Print each item below line for line, copying every character without any change.

**Records shown**.
____________
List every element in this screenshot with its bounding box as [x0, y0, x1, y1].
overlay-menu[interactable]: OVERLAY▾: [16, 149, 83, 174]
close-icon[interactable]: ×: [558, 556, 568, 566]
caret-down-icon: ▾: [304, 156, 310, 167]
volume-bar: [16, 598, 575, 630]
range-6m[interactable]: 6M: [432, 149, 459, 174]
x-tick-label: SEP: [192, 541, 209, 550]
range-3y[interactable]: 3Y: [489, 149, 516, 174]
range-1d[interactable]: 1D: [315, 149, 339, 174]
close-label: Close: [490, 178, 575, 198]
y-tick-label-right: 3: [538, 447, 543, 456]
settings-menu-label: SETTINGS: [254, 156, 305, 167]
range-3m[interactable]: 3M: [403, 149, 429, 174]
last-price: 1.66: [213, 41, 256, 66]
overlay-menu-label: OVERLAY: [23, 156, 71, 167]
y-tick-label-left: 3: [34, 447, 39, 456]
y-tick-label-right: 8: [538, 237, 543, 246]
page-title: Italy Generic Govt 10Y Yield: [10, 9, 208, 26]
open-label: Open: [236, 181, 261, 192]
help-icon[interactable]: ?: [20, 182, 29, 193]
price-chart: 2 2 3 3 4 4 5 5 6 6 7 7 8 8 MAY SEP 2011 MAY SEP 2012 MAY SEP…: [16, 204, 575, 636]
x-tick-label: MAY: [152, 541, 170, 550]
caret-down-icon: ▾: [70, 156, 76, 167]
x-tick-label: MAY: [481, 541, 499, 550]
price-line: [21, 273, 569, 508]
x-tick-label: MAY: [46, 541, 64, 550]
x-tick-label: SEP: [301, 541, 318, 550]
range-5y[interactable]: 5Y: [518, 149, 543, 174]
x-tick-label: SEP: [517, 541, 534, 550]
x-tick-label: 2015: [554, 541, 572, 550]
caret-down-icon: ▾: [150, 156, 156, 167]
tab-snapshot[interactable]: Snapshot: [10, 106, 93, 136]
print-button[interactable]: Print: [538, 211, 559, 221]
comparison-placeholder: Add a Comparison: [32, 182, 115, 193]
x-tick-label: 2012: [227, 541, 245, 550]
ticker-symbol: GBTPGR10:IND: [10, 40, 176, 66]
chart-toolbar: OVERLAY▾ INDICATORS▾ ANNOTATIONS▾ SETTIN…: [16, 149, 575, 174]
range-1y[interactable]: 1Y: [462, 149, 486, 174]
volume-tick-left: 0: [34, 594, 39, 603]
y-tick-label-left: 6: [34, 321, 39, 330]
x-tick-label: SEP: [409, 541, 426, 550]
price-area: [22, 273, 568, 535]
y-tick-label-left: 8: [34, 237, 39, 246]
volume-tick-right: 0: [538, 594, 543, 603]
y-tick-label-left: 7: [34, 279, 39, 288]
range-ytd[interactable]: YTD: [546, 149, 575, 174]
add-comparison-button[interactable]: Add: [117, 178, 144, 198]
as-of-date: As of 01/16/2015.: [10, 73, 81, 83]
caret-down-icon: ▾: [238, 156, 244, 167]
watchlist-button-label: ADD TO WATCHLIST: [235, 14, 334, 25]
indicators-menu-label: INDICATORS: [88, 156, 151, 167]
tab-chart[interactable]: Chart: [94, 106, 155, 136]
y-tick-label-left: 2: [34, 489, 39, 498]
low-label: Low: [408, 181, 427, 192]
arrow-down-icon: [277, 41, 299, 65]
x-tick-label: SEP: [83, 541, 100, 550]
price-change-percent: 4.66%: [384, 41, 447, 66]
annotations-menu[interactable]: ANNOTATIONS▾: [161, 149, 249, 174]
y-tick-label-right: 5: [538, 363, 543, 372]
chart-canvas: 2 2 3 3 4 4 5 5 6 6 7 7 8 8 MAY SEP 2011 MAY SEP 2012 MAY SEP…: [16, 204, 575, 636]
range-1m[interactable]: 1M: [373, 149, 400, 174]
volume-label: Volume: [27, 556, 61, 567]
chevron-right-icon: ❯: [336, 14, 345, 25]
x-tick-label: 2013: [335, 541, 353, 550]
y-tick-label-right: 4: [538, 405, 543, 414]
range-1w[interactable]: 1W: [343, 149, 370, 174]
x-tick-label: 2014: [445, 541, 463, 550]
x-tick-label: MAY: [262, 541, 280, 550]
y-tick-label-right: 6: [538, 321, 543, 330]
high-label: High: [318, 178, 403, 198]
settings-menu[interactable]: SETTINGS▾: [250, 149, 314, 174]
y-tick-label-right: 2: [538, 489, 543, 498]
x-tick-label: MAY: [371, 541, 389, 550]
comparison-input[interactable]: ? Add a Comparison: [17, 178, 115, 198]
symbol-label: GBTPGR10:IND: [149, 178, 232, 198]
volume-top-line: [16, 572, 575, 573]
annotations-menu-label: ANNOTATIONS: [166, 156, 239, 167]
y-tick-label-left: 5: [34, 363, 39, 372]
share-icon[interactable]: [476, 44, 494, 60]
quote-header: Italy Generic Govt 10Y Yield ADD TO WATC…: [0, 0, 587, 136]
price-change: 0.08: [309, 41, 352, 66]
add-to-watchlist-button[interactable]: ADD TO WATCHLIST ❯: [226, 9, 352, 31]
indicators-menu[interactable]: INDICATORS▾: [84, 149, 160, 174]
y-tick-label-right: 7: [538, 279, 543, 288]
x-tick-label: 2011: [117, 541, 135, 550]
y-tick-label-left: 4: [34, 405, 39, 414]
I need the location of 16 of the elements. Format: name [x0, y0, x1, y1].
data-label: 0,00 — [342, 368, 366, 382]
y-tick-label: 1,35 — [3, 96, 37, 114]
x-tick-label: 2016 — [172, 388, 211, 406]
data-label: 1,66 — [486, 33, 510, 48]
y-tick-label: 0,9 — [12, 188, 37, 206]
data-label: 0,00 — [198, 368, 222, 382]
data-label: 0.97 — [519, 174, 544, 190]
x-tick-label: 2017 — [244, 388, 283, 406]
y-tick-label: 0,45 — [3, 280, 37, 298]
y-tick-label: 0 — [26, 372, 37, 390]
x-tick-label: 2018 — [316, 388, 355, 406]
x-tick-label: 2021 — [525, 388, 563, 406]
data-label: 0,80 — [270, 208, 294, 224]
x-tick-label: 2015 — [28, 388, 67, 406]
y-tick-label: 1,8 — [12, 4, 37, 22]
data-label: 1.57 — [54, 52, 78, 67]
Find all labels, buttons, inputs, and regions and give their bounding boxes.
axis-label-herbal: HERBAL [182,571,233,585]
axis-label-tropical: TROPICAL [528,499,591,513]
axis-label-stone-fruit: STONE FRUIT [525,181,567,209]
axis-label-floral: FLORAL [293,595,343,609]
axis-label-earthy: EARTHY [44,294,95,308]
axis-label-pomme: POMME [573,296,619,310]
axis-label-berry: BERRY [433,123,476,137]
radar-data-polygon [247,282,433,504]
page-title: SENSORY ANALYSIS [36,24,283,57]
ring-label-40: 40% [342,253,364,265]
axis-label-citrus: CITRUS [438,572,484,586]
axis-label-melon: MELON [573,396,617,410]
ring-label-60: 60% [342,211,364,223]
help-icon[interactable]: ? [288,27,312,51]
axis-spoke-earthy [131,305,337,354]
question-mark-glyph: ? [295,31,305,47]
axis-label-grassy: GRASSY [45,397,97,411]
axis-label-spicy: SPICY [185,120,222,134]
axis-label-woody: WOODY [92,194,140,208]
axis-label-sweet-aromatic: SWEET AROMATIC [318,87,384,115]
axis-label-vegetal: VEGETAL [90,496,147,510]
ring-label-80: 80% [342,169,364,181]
____________
**Task result**.
List every element in this screenshot with its bounding box as [x0, y0, x1, y1].
overlay-menu[interactable]: OVERLAY▾: [16, 149, 83, 174]
close-icon[interactable]: ×: [558, 556, 568, 566]
caret-down-icon: ▾: [304, 156, 310, 167]
volume-bar: [16, 598, 575, 630]
range-6m[interactable]: 6M: [432, 149, 459, 174]
x-tick-label: SEP: [192, 541, 209, 550]
range-3y[interactable]: 3Y: [489, 149, 516, 174]
range-1d[interactable]: 1D: [315, 149, 339, 174]
close-label: Close: [490, 178, 575, 198]
y-tick-label-right: 3: [538, 447, 543, 456]
settings-menu-label: SETTINGS: [254, 156, 305, 167]
range-3m[interactable]: 3M: [403, 149, 429, 174]
last-price: 1.66: [213, 41, 256, 66]
overlay-menu-label: OVERLAY: [23, 156, 71, 167]
y-tick-label-left: 3: [34, 447, 39, 456]
y-tick-label-right: 8: [538, 237, 543, 246]
page-title: Italy Generic Govt 10Y Yield: [10, 9, 208, 26]
open-label: Open: [236, 181, 261, 192]
help-icon[interactable]: ?: [20, 182, 29, 193]
price-chart: 2 2 3 3 4 4 5 5 6 6 7 7 8 8 MAY SEP 2011 MAY SEP 2012 MAY SEP…: [16, 204, 575, 636]
x-tick-label: MAY: [152, 541, 170, 550]
caret-down-icon: ▾: [70, 156, 76, 167]
x-tick-label: MAY: [481, 541, 499, 550]
price-line: [21, 273, 569, 508]
x-tick-label: MAY: [46, 541, 64, 550]
x-tick-label: SEP: [301, 541, 318, 550]
range-5y[interactable]: 5Y: [518, 149, 543, 174]
x-tick-label: SEP: [517, 541, 534, 550]
x-tick-label: 2015: [554, 541, 572, 550]
caret-down-icon: ▾: [150, 156, 156, 167]
tab-snapshot[interactable]: Snapshot: [10, 106, 93, 136]
print-button[interactable]: Print: [538, 211, 559, 221]
comparison-placeholder: Add a Comparison: [32, 182, 115, 193]
x-tick-label: 2012: [227, 541, 245, 550]
ticker-symbol: GBTPGR10:IND: [10, 40, 176, 66]
chart-toolbar: OVERLAY▾ INDICATORS▾ ANNOTATIONS▾ SETTIN…: [16, 149, 575, 174]
range-1y[interactable]: 1Y: [462, 149, 486, 174]
volume-tick-left: 0: [34, 594, 39, 603]
y-tick-label-left: 6: [34, 321, 39, 330]
x-tick-label: SEP: [409, 541, 426, 550]
price-area: [22, 273, 568, 535]
y-tick-label-left: 8: [34, 237, 39, 246]
volume-tick-right: 0: [538, 594, 543, 603]
y-tick-label-left: 7: [34, 279, 39, 288]
range-ytd[interactable]: YTD: [546, 149, 575, 174]
add-comparison-button[interactable]: Add: [117, 178, 144, 198]
as-of-date: As of 01/16/2015.: [10, 73, 81, 83]
caret-down-icon: ▾: [238, 156, 244, 167]
watchlist-button-label: ADD TO WATCHLIST: [235, 14, 334, 25]
indicators-menu-label: INDICATORS: [88, 156, 151, 167]
tab-chart[interactable]: Chart: [94, 106, 155, 136]
y-tick-label-left: 2: [34, 489, 39, 498]
low-label: Low: [408, 181, 427, 192]
arrow-down-icon: [277, 41, 299, 65]
x-tick-label: SEP: [83, 541, 100, 550]
price-change-percent: 4.66%: [384, 41, 447, 66]
annotations-menu[interactable]: ANNOTATIONS▾: [161, 149, 249, 174]
y-tick-label-right: 5: [538, 363, 543, 372]
chart-canvas: 2 2 3 3 4 4 5 5 6 6 7 7 8 8 MAY SEP 2011 MAY SEP 2012 MAY SEP…: [16, 204, 575, 636]
range-1m[interactable]: 1M: [373, 149, 400, 174]
volume-label: Volume: [27, 556, 61, 567]
chevron-right-icon: ❯: [336, 14, 345, 25]
x-tick-label: 2013: [335, 541, 353, 550]
y-tick-label-right: 4: [538, 405, 543, 414]
range-1w[interactable]: 1W: [343, 149, 370, 174]
x-tick-label: 2014: [445, 541, 463, 550]
x-tick-label: MAY: [262, 541, 280, 550]
y-tick-label-right: 6: [538, 321, 543, 330]
high-label: High: [318, 178, 403, 198]
settings-menu[interactable]: SETTINGS▾: [250, 149, 314, 174]
y-tick-label-right: 2: [538, 489, 543, 498]
x-tick-label: MAY: [371, 541, 389, 550]
comparison-input[interactable]: ? Add a Comparison: [17, 178, 115, 198]
symbol-label: GBTPGR10:IND: [149, 178, 232, 198]
volume-top-line: [16, 572, 575, 573]
annotations-menu-label: ANNOTATIONS: [166, 156, 239, 167]
y-tick-label-left: 5: [34, 363, 39, 372]
share-icon[interactable]: [476, 44, 494, 60]
quote-header: Italy Generic Govt 10Y Yield ADD TO WATC…: [0, 0, 587, 136]
price-change: 0.08: [309, 41, 352, 66]
add-to-watchlist-button[interactable]: ADD TO WATCHLIST ❯: [226, 9, 352, 31]
indicators-menu[interactable]: INDICATORS▾: [84, 149, 160, 174]
y-tick-label-right: 7: [538, 279, 543, 288]
x-tick-label: 2011: [117, 541, 135, 550]
y-tick-label-left: 4: [34, 405, 39, 414]
I need the location of 16 of the elements. Format: name [x0, y0, x1, y1].
data-label: 0,00 — [342, 368, 366, 382]
y-tick-label: 1,35 — [3, 96, 37, 114]
x-tick-label: 2016 — [172, 388, 211, 406]
data-label: 1,66 — [486, 33, 510, 48]
y-tick-label: 0,9 — [12, 188, 37, 206]
data-label: 0,00 — [198, 368, 222, 382]
data-label: 0.97 — [519, 174, 544, 190]
x-tick-label: 2017 — [244, 388, 283, 406]
y-tick-label: 0,45 — [3, 280, 37, 298]
y-tick-label: 0 — [26, 372, 37, 390]
x-tick-label: 2018 — [316, 388, 355, 406]
x-tick-label: 2021 — [525, 388, 563, 406]
data-label: 0,80 — [270, 208, 294, 224]
x-tick-label: 2015 — [28, 388, 67, 406]
y-tick-label: 1,8 — [12, 4, 37, 22]
data-label: 1.57 — [54, 52, 78, 67]
Find all labels, buttons, inputs, and regions and give their bounding boxes.
axis-label-herbal: HERBAL [182,571,233,585]
axis-label-tropical: TROPICAL [528,499,591,513]
axis-label-stone-fruit: STONE FRUIT [525,181,567,209]
axis-label-floral: FLORAL [293,595,343,609]
axis-label-earthy: EARTHY [44,294,95,308]
axis-label-pomme: POMME [573,296,619,310]
axis-label-berry: BERRY [433,123,476,137]
radar-data-polygon [247,282,433,504]
page-title: SENSORY ANALYSIS [36,24,283,57]
ring-label-40: 40% [342,253,364,265]
axis-label-citrus: CITRUS [438,572,484,586]
axis-label-melon: MELON [573,396,617,410]
ring-label-60: 60% [342,211,364,223]
help-icon[interactable]: ? [288,27,312,51]
axis-spoke-earthy [131,305,337,354]
question-mark-glyph: ? [295,31,305,47]
axis-label-grassy: GRASSY [45,397,97,411]
axis-label-spicy: SPICY [185,120,222,134]
axis-label-woody: WOODY [92,194,140,208]
axis-label-sweet-aromatic: SWEET AROMATIC [318,87,384,115]
axis-label-vegetal: VEGETAL [90,496,147,510]
ring-label-80: 80% [342,169,364,181]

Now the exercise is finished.